Copy out each line of the entries where the word "Caveolin" is present.

== MATERIAL FOR THIS TASK ==

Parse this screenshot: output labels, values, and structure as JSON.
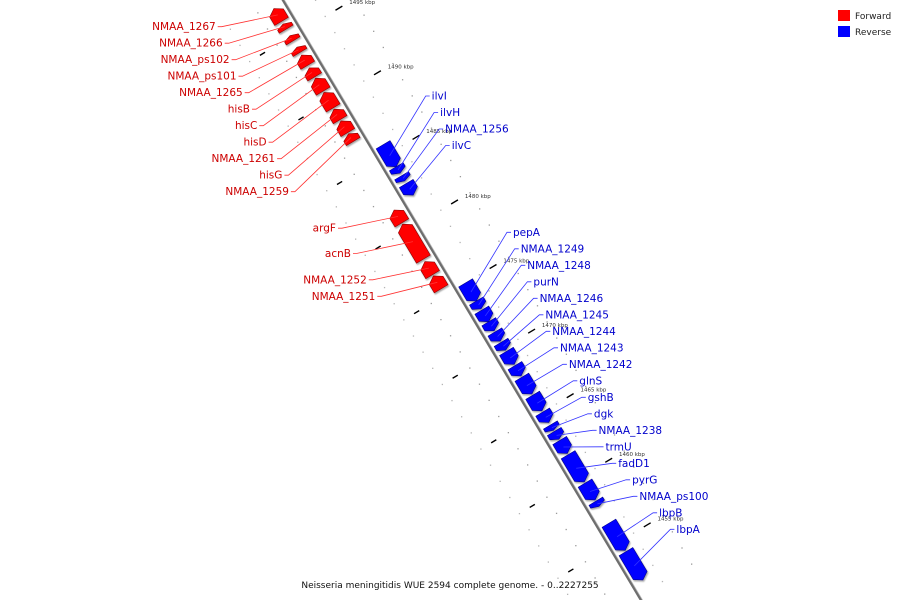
{
  "legend": {
    "forward": {
      "label": "Forward",
      "color": "#ff0000"
    },
    "reverse": {
      "label": "Reverse",
      "color": "#0000ff"
    }
  },
  "caption": "Neisseria meningitidis WUE 2594 complete genome. - 0..2227255",
  "axis": {
    "unit": "kbp",
    "ticks": [
      {
        "value": 1495,
        "label": "1495 kbp"
      },
      {
        "value": 1490,
        "label": "1490 kbp"
      },
      {
        "value": 1485,
        "label": "1485 kbp"
      },
      {
        "value": 1480,
        "label": "1480 kbp"
      },
      {
        "value": 1475,
        "label": "1475 kbp"
      },
      {
        "value": 1470,
        "label": "1470 kbp"
      },
      {
        "value": 1465,
        "label": "1465 kbp"
      },
      {
        "value": 1460,
        "label": "1460 kbp"
      },
      {
        "value": 1455,
        "label": "1455 kbp"
      }
    ]
  },
  "genes": {
    "forward": [
      {
        "name": "NMAA_1267",
        "start": 1497.2,
        "end": 1496.2
      },
      {
        "name": "NMAA_1266",
        "start": 1496.0,
        "end": 1495.6
      },
      {
        "name": "NMAA_ps102",
        "start": 1495.1,
        "end": 1494.7
      },
      {
        "name": "NMAA_ps101",
        "start": 1494.2,
        "end": 1493.8
      },
      {
        "name": "NMAA_1265",
        "start": 1493.6,
        "end": 1492.8
      },
      {
        "name": "hisB",
        "start": 1492.6,
        "end": 1491.9
      },
      {
        "name": "hisC",
        "start": 1491.8,
        "end": 1490.8
      },
      {
        "name": "hisD",
        "start": 1490.7,
        "end": 1489.5
      },
      {
        "name": "NMAA_1261",
        "start": 1489.4,
        "end": 1488.6
      },
      {
        "name": "hisG",
        "start": 1488.5,
        "end": 1487.6
      },
      {
        "name": "NMAA_1259",
        "start": 1487.5,
        "end": 1486.9
      },
      {
        "name": "argF",
        "start": 1481.6,
        "end": 1480.6
      },
      {
        "name": "acnB",
        "start": 1480.5,
        "end": 1477.8
      },
      {
        "name": "NMAA_1252",
        "start": 1477.6,
        "end": 1476.6
      },
      {
        "name": "NMAA_1251",
        "start": 1476.5,
        "end": 1475.5
      }
    ],
    "reverse": [
      {
        "name": "ilvI",
        "start": 1485.7,
        "end": 1484.0
      },
      {
        "name": "ilvH",
        "start": 1484.0,
        "end": 1483.5
      },
      {
        "name": "NMAA_1256",
        "start": 1483.3,
        "end": 1482.9
      },
      {
        "name": "ilvC",
        "start": 1482.7,
        "end": 1481.8
      },
      {
        "name": "pepA",
        "start": 1475.0,
        "end": 1473.6
      },
      {
        "name": "NMAA_1249",
        "start": 1473.6,
        "end": 1473.0
      },
      {
        "name": "NMAA_1248",
        "start": 1472.9,
        "end": 1472.0
      },
      {
        "name": "purN",
        "start": 1472.0,
        "end": 1471.3
      },
      {
        "name": "NMAA_1246",
        "start": 1471.2,
        "end": 1470.5
      },
      {
        "name": "NMAA_1245",
        "start": 1470.4,
        "end": 1469.8
      },
      {
        "name": "NMAA_1244",
        "start": 1469.7,
        "end": 1468.7
      },
      {
        "name": "NMAA_1243",
        "start": 1468.6,
        "end": 1467.8
      },
      {
        "name": "NMAA_1242",
        "start": 1467.7,
        "end": 1466.4
      },
      {
        "name": "glnS",
        "start": 1466.3,
        "end": 1465.1
      },
      {
        "name": "gshB",
        "start": 1465.0,
        "end": 1464.2
      },
      {
        "name": "dgk",
        "start": 1464.0,
        "end": 1463.6
      },
      {
        "name": "NMAA_1238",
        "start": 1463.5,
        "end": 1462.9
      },
      {
        "name": "trmU",
        "start": 1462.8,
        "end": 1461.8
      },
      {
        "name": "fadD1",
        "start": 1461.7,
        "end": 1459.6
      },
      {
        "name": "pyrG",
        "start": 1459.5,
        "end": 1458.2
      },
      {
        "name": "NMAA_ps100",
        "start": 1458.1,
        "end": 1457.7
      },
      {
        "name": "lbpB",
        "start": 1456.4,
        "end": 1454.3
      },
      {
        "name": "lbpA",
        "start": 1454.2,
        "end": 1452.0
      }
    ]
  }
}
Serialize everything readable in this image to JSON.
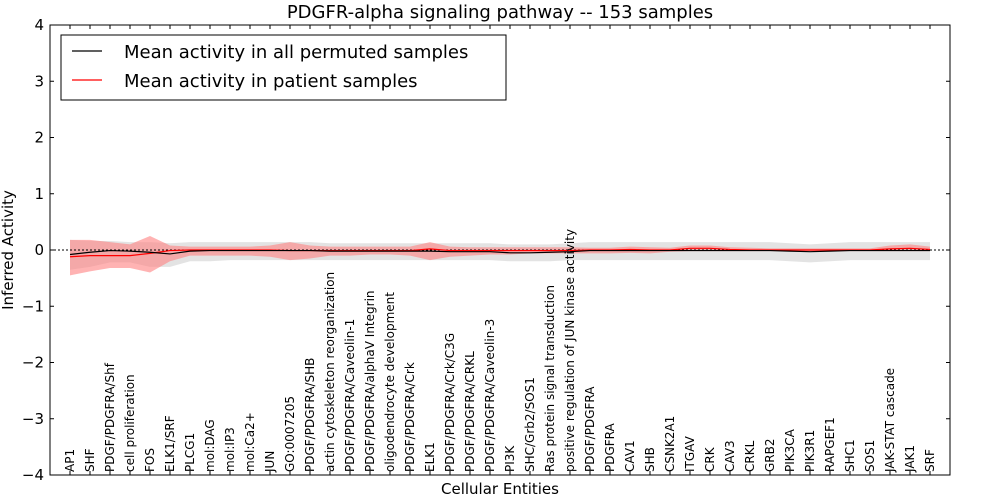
{
  "chart_data": {
    "type": "line",
    "title": "PDGFR-alpha signaling pathway -- 153 samples",
    "xlabel": "Cellular Entities",
    "ylabel": "Inferred Activity",
    "ylim": [
      -4,
      4
    ],
    "yticks": [
      -4,
      -3,
      -2,
      -1,
      0,
      1,
      2,
      3,
      4
    ],
    "ytick_labels": [
      "−4",
      "−3",
      "−2",
      "−1",
      "0",
      "1",
      "2",
      "3",
      "4"
    ],
    "legend_position": "top-left",
    "colors": {
      "permuted": "#000000",
      "patient": "#ff0000",
      "patient_band": "#ff8080",
      "permuted_band": "#c8c8c8"
    },
    "categories": [
      "AP1",
      "SHF",
      "PDGF/PDGFRA/Shf",
      "cell proliferation",
      "FOS",
      "ELK1/SRF",
      "PLCG1",
      "mol:DAG",
      "mol:IP3",
      "mol:Ca2+",
      "JUN",
      "GO:0007205",
      "PDGF/PDGFRA/SHB",
      "actin cytoskeleton reorganization",
      "PDGF/PDGFRA/Caveolin-1",
      "PDGF/PDGFRA/alphaV Integrin",
      "oligodendrocyte development",
      "PDGF/PDGFRA/Crk",
      "ELK1",
      "PDGF/PDGFRA/Crk/C3G",
      "PDGF/PDGFRA/CRKL",
      "PDGF/PDGFRA/Caveolin-3",
      "PI3K",
      "SHC/Grb2/SOS1",
      "Ras protein signal transduction",
      "positive regulation of JUN kinase activity",
      "PDGF/PDGFRA",
      "PDGFRA",
      "CAV1",
      "SHB",
      "CSNK2A1",
      "ITGAV",
      "CRK",
      "CAV3",
      "CRKL",
      "GRB2",
      "PIK3CA",
      "PIK3R1",
      "RAPGEF1",
      "SHC1",
      "SOS1",
      "JAK-STAT cascade",
      "JAK1",
      "SRF"
    ],
    "series": [
      {
        "name": "Mean activity in all permuted samples",
        "values": [
          -0.08,
          -0.04,
          -0.01,
          -0.02,
          -0.04,
          -0.07,
          -0.02,
          -0.01,
          -0.01,
          -0.01,
          -0.01,
          -0.01,
          -0.01,
          -0.02,
          -0.02,
          -0.02,
          -0.02,
          -0.02,
          -0.02,
          -0.03,
          -0.03,
          -0.03,
          -0.05,
          -0.05,
          -0.04,
          -0.03,
          -0.01,
          -0.01,
          -0.01,
          -0.01,
          -0.01,
          -0.01,
          -0.01,
          -0.01,
          -0.01,
          -0.01,
          -0.02,
          -0.03,
          -0.02,
          -0.01,
          -0.01,
          -0.01,
          -0.01,
          -0.01
        ],
        "lower": [
          -0.35,
          -0.3,
          -0.22,
          -0.22,
          -0.3,
          -0.3,
          -0.2,
          -0.2,
          -0.18,
          -0.18,
          -0.18,
          -0.18,
          -0.18,
          -0.18,
          -0.18,
          -0.18,
          -0.18,
          -0.18,
          -0.18,
          -0.18,
          -0.18,
          -0.18,
          -0.2,
          -0.2,
          -0.2,
          -0.18,
          -0.18,
          -0.18,
          -0.18,
          -0.18,
          -0.18,
          -0.18,
          -0.18,
          -0.18,
          -0.18,
          -0.18,
          -0.2,
          -0.22,
          -0.2,
          -0.18,
          -0.18,
          -0.18,
          -0.18,
          -0.18
        ],
        "upper": [
          0.18,
          0.16,
          0.16,
          0.14,
          0.14,
          0.12,
          0.14,
          0.14,
          0.14,
          0.14,
          0.14,
          0.14,
          0.14,
          0.12,
          0.12,
          0.12,
          0.12,
          0.12,
          0.12,
          0.12,
          0.12,
          0.12,
          0.1,
          0.1,
          0.1,
          0.12,
          0.14,
          0.14,
          0.14,
          0.14,
          0.14,
          0.14,
          0.14,
          0.14,
          0.14,
          0.14,
          0.12,
          0.1,
          0.12,
          0.14,
          0.14,
          0.14,
          0.14,
          0.14
        ]
      },
      {
        "name": "Mean activity in patient samples",
        "values": [
          -0.12,
          -0.1,
          -0.1,
          -0.1,
          -0.06,
          -0.01,
          0.0,
          0.0,
          0.0,
          0.0,
          0.0,
          -0.01,
          -0.01,
          -0.01,
          -0.01,
          -0.01,
          -0.01,
          -0.01,
          0.02,
          -0.01,
          -0.01,
          -0.01,
          -0.01,
          -0.01,
          -0.01,
          -0.01,
          0.0,
          0.0,
          0.01,
          0.0,
          0.0,
          0.03,
          0.03,
          0.01,
          0.0,
          0.0,
          0.0,
          0.0,
          0.0,
          0.0,
          0.0,
          0.02,
          0.03,
          0.01
        ],
        "lower": [
          -0.45,
          -0.38,
          -0.32,
          -0.32,
          -0.4,
          -0.2,
          -0.1,
          -0.1,
          -0.1,
          -0.1,
          -0.12,
          -0.18,
          -0.15,
          -0.1,
          -0.1,
          -0.08,
          -0.08,
          -0.1,
          -0.18,
          -0.12,
          -0.1,
          -0.08,
          -0.08,
          -0.06,
          -0.06,
          -0.06,
          -0.06,
          -0.06,
          -0.05,
          -0.06,
          -0.03,
          -0.02,
          -0.02,
          -0.02,
          -0.02,
          -0.02,
          -0.02,
          -0.02,
          -0.02,
          -0.02,
          -0.02,
          -0.02,
          -0.02,
          -0.02
        ],
        "upper": [
          0.18,
          0.18,
          0.14,
          0.1,
          0.25,
          0.08,
          0.06,
          0.06,
          0.06,
          0.06,
          0.08,
          0.14,
          0.08,
          0.06,
          0.06,
          0.06,
          0.06,
          0.06,
          0.14,
          0.06,
          0.05,
          0.05,
          0.05,
          0.05,
          0.05,
          0.05,
          0.04,
          0.04,
          0.06,
          0.05,
          0.04,
          0.08,
          0.08,
          0.05,
          0.04,
          0.03,
          0.03,
          0.03,
          0.03,
          0.03,
          0.03,
          0.08,
          0.1,
          0.06
        ]
      }
    ]
  }
}
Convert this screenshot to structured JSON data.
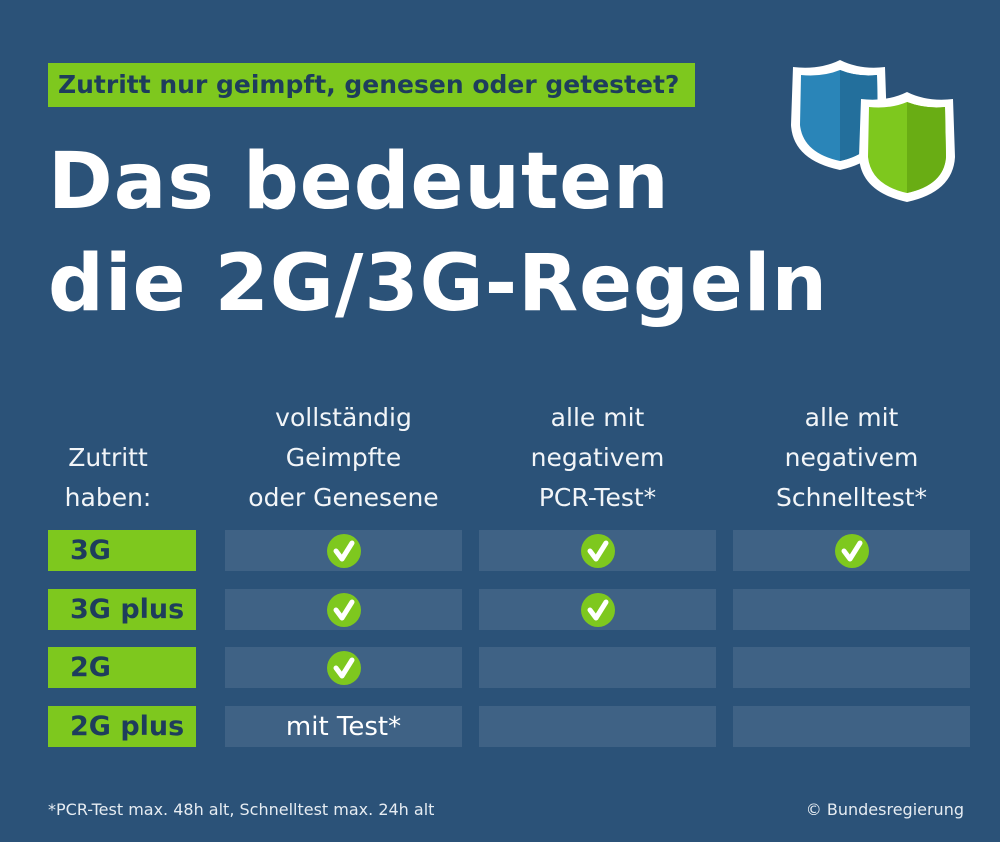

===

[WRITTEN RESPONSE]:
      "PDGF/PDGFRA/Caveolin-1",
      "PDGF/PDGFRA/Caveolin-3",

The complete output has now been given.